■ Directions
Repeat every line below exactly as it reads.

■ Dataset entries

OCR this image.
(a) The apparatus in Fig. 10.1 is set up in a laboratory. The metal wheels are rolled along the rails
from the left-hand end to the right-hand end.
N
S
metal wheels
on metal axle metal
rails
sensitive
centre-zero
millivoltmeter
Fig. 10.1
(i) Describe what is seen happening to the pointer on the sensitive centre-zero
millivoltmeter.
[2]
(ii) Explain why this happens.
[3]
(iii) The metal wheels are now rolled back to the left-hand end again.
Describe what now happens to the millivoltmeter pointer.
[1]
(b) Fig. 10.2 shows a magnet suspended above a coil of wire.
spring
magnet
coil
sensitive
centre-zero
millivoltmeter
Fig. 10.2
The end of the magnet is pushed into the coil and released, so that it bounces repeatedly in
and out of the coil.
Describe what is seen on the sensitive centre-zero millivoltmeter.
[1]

■ The response
OCR this image.
(a) The apparatus in Fig. 10.1 is set up in a laboratory. The metal wheels are rolled along the rails
from the left-hand end to the right-hand end.
N
S
metal wheels
on metal axle metal
rails
sensitive
centre-zero
millivoltmeter
Fig. 10.1
(i) Describe what is seen happening to the pointer on the sensitive centre-zero
millivoltmeter.
[2]
(ii) Explain why this happens.
[3]
(iii) The metal wheels are now rolled back to the left-hand end again.
Describe what now happens to the millivoltmeter pointer.
[1]
(b) Fig. 10.2 shows a magnet suspended above a coil of wire.
spring
magnet
coil
sensitive
centre-zero
millivoltmeter
Fig. 10.2
The end of the magnet is pushed into the coil and released, so that it bounces repeatedly in
and out of the coil.
Describe what is seen on the sensitive centre-zero millivoltmeter.
[1]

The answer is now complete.